■ What the exercise asks ■
Locate all lines with the word "było". Copy them.

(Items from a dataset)
-- START --
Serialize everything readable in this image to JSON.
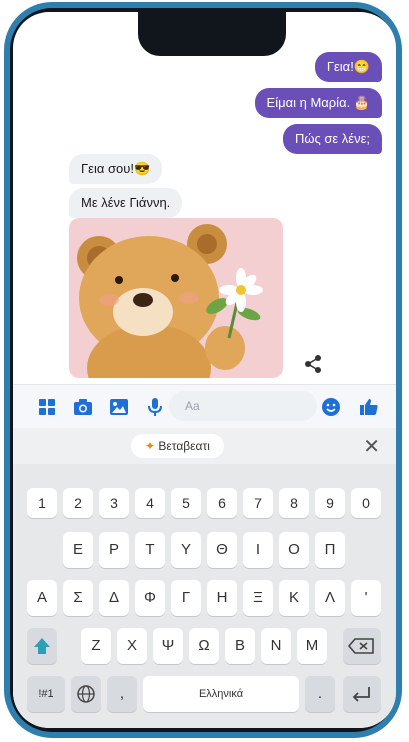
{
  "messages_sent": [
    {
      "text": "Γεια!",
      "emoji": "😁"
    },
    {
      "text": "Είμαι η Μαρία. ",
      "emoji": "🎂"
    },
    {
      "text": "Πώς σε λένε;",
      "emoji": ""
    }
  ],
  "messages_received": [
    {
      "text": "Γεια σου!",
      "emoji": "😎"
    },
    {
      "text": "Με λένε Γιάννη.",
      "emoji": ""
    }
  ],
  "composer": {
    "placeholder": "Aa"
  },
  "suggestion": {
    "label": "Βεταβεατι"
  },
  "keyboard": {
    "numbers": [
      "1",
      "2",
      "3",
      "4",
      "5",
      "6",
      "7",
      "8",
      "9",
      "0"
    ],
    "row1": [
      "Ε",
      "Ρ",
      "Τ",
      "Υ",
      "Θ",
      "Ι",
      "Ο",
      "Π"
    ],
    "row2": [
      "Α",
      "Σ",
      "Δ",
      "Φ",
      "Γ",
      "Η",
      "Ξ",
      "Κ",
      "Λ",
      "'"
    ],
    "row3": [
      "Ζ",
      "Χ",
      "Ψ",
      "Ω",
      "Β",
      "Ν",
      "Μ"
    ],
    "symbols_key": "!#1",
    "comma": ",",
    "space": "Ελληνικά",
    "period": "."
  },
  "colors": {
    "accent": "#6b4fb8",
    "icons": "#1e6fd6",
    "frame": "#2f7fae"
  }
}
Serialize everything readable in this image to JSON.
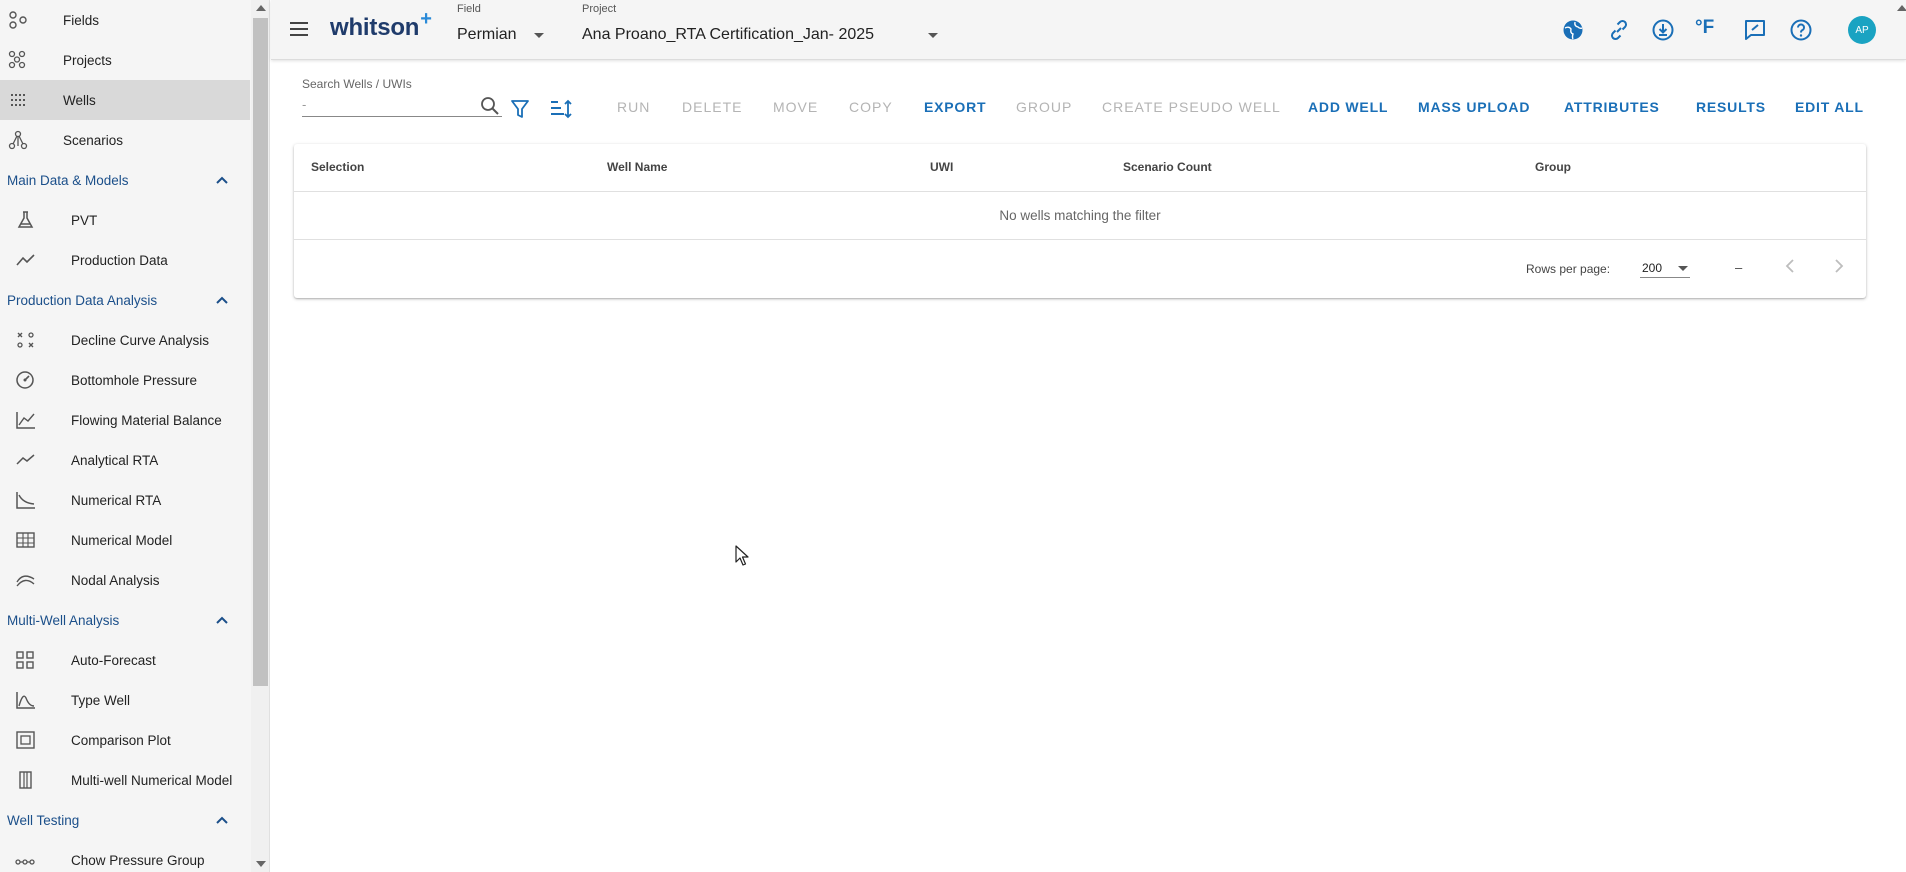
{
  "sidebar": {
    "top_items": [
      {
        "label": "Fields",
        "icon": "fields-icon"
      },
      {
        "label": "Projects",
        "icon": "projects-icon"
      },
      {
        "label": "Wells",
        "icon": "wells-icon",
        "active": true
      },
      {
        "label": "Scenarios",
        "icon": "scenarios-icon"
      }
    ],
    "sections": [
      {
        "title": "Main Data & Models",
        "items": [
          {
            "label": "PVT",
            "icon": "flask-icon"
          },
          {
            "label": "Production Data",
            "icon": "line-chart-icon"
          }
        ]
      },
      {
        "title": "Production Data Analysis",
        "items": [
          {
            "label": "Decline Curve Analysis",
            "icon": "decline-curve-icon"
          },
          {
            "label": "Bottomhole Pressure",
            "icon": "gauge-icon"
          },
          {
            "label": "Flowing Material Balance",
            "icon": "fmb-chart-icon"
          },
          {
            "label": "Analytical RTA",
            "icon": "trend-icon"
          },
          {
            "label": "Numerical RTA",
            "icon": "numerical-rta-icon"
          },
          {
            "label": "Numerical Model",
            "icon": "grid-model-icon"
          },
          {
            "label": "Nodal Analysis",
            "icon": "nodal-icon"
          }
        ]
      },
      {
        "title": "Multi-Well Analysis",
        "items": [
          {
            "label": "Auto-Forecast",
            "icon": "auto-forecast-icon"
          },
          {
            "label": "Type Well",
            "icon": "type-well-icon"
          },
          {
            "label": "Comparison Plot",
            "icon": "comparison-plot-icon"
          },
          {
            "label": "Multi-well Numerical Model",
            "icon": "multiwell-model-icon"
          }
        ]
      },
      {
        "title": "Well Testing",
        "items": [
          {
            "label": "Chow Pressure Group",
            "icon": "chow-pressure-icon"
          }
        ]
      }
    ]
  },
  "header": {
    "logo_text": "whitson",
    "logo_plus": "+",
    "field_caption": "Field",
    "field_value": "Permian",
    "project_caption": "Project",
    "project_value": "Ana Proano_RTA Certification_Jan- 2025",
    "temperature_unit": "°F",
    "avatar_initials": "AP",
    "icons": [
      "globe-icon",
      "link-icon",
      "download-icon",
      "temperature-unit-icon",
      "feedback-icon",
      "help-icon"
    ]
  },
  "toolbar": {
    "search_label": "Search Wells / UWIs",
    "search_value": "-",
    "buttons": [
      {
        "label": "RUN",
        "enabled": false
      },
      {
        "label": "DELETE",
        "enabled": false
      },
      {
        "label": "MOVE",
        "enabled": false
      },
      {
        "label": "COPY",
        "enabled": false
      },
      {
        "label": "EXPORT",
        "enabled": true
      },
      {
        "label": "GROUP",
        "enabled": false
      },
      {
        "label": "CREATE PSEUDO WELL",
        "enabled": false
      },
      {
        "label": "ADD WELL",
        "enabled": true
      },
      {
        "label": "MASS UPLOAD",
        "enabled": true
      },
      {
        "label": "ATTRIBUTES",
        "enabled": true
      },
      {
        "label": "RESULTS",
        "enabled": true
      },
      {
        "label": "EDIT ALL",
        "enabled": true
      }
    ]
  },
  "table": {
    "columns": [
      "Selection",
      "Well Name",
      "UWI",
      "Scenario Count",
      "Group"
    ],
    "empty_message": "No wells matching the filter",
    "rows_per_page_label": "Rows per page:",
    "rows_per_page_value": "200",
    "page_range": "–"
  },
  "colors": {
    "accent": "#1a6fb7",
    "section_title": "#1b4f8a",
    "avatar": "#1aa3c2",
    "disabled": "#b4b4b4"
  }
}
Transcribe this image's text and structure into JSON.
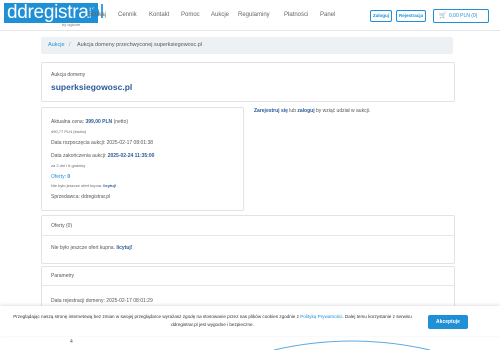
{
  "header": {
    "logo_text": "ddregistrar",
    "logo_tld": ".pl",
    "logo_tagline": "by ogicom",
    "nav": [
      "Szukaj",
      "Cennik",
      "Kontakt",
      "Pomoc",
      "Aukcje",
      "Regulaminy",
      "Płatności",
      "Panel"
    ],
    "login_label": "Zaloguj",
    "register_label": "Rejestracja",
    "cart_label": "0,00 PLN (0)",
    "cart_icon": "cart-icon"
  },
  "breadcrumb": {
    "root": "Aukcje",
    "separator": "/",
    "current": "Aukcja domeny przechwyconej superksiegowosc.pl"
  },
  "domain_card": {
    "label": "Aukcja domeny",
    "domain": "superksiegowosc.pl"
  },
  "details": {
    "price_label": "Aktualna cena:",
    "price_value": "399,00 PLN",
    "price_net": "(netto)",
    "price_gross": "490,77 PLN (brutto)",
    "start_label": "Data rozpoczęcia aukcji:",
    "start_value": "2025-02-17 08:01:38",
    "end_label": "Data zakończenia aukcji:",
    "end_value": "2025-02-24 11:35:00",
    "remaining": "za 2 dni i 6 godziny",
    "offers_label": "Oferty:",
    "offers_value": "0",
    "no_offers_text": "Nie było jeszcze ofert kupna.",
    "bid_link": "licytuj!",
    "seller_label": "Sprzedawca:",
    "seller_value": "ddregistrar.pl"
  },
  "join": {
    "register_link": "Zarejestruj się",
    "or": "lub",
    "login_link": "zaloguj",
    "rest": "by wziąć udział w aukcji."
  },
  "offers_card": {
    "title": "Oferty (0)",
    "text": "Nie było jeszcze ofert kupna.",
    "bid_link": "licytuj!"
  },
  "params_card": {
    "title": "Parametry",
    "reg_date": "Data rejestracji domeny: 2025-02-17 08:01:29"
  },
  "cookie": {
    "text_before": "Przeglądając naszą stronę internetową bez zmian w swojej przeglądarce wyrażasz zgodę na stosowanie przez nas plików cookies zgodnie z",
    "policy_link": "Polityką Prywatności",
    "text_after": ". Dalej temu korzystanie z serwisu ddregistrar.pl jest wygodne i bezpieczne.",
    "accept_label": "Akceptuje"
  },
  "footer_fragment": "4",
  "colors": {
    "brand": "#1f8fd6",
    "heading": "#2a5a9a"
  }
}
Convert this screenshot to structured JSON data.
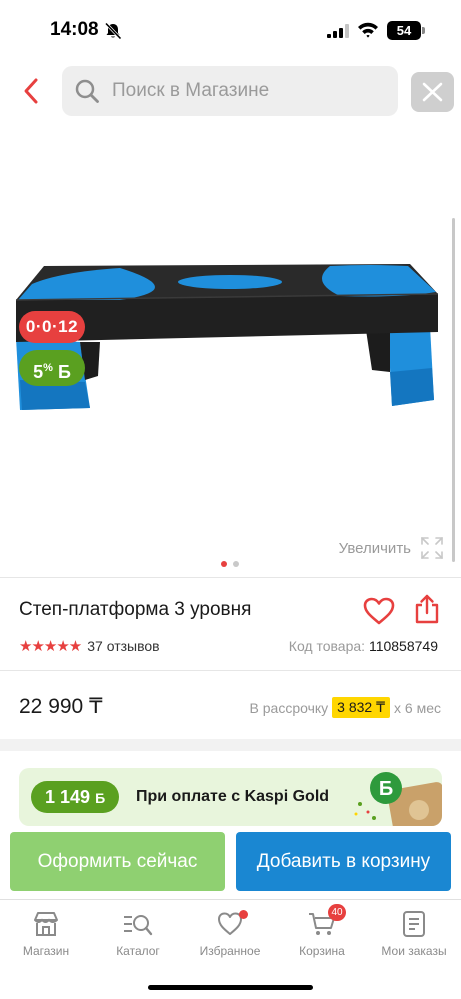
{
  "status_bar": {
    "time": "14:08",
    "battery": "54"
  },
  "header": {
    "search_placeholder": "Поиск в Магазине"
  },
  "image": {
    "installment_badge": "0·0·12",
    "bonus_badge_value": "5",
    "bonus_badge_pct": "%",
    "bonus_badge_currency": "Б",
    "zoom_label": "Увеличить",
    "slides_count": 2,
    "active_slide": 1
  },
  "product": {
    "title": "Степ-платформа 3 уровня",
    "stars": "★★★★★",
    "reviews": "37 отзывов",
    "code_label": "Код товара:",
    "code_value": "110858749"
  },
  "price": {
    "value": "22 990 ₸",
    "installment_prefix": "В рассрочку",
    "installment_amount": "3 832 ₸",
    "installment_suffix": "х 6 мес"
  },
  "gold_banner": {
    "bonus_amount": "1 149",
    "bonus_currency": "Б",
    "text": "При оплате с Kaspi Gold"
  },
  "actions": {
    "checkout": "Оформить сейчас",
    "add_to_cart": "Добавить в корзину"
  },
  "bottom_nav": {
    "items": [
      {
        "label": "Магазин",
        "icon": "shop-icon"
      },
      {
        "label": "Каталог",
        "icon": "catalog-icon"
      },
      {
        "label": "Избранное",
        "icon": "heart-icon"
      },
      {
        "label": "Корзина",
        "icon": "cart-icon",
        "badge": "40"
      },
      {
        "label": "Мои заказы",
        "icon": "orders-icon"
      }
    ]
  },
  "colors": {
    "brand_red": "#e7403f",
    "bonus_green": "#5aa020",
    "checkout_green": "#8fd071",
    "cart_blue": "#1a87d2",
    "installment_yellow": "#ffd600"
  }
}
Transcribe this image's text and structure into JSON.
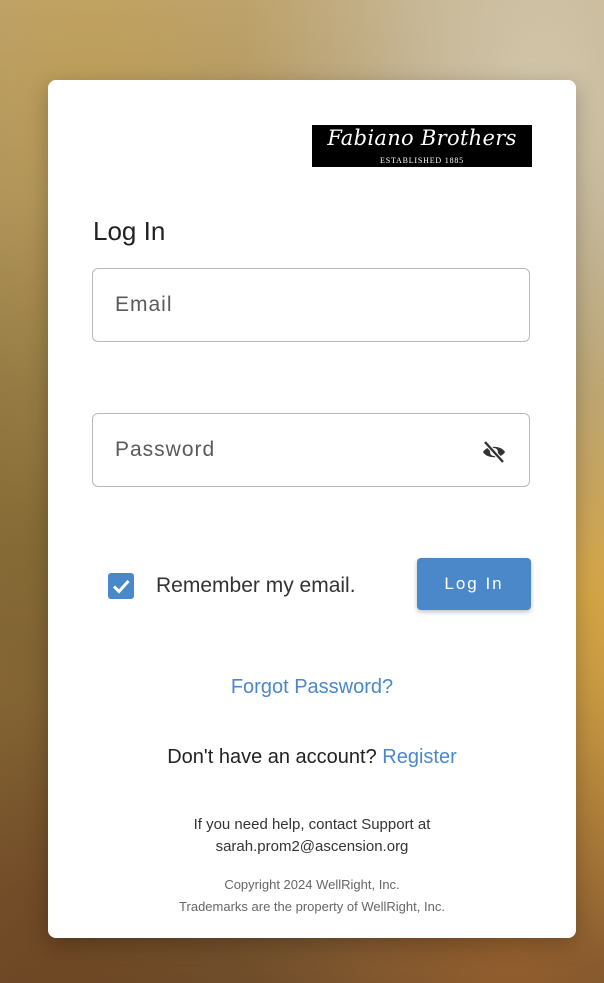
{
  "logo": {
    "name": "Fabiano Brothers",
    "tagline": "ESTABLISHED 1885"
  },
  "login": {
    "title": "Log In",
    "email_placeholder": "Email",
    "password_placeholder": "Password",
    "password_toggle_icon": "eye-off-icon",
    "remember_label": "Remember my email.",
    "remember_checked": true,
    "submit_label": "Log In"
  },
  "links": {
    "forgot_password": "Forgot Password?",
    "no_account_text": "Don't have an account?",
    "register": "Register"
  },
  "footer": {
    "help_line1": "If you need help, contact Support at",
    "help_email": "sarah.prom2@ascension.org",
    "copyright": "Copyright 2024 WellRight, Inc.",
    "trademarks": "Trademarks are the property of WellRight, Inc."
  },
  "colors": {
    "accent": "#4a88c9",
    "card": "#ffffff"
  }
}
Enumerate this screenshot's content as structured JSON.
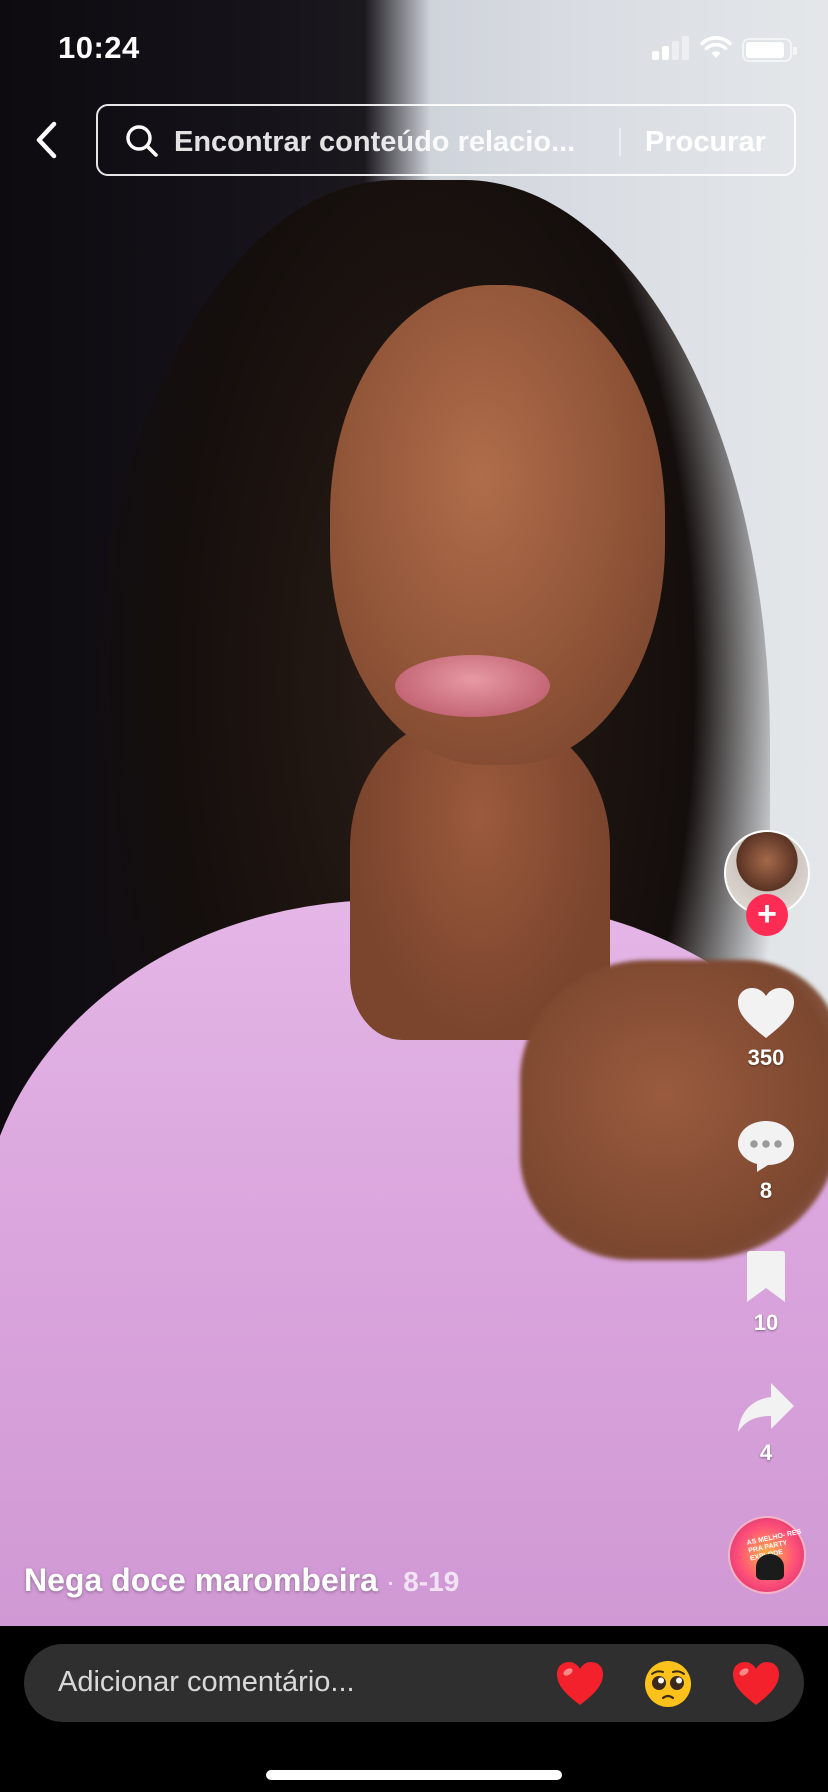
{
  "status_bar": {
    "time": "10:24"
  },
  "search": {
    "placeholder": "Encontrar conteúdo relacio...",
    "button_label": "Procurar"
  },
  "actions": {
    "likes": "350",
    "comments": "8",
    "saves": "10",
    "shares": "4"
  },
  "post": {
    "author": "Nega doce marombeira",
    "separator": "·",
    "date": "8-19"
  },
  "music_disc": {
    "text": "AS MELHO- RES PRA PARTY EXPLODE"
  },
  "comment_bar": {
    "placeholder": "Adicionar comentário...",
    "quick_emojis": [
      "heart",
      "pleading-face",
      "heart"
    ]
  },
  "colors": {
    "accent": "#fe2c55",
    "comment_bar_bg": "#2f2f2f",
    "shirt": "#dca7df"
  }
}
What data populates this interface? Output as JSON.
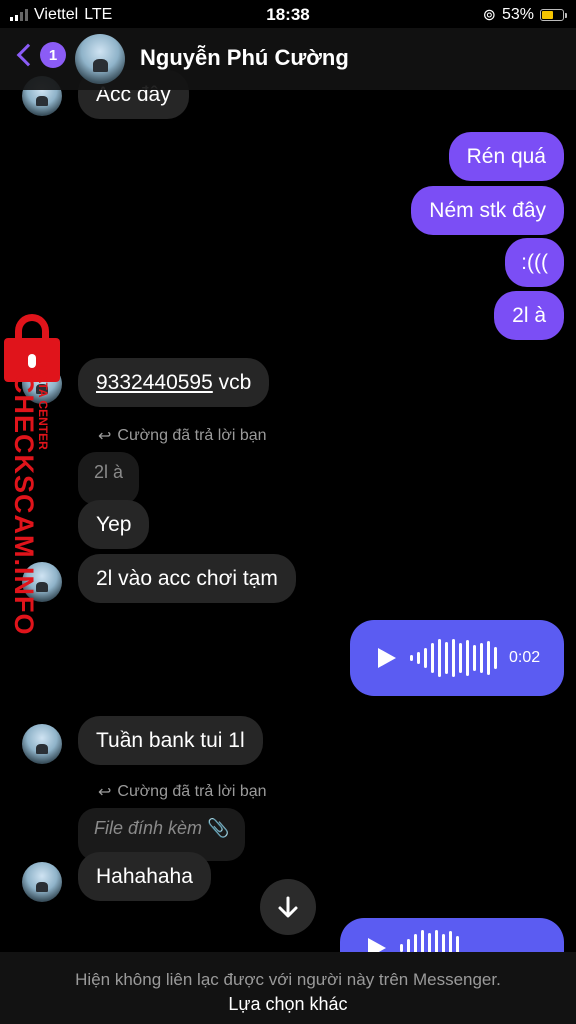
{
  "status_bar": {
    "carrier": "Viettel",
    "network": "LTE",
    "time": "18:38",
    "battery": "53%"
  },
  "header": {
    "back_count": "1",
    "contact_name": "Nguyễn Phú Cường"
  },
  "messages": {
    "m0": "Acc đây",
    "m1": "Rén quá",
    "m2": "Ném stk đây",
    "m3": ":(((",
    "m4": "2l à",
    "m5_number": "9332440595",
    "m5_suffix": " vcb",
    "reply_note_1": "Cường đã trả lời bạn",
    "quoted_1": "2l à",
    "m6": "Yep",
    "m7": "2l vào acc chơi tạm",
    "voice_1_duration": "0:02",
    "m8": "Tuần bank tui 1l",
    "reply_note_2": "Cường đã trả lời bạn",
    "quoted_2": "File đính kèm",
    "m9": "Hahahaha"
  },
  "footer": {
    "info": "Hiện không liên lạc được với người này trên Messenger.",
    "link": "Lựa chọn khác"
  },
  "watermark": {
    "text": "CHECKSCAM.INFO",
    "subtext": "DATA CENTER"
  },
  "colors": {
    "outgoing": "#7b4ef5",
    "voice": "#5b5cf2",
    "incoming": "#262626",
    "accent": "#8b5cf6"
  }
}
-- END --
■ In response ■
    "no_offers_text": "Nie było jeszcze ofert kupna.",
    "text": "Nie było jeszcze ofert kupna.",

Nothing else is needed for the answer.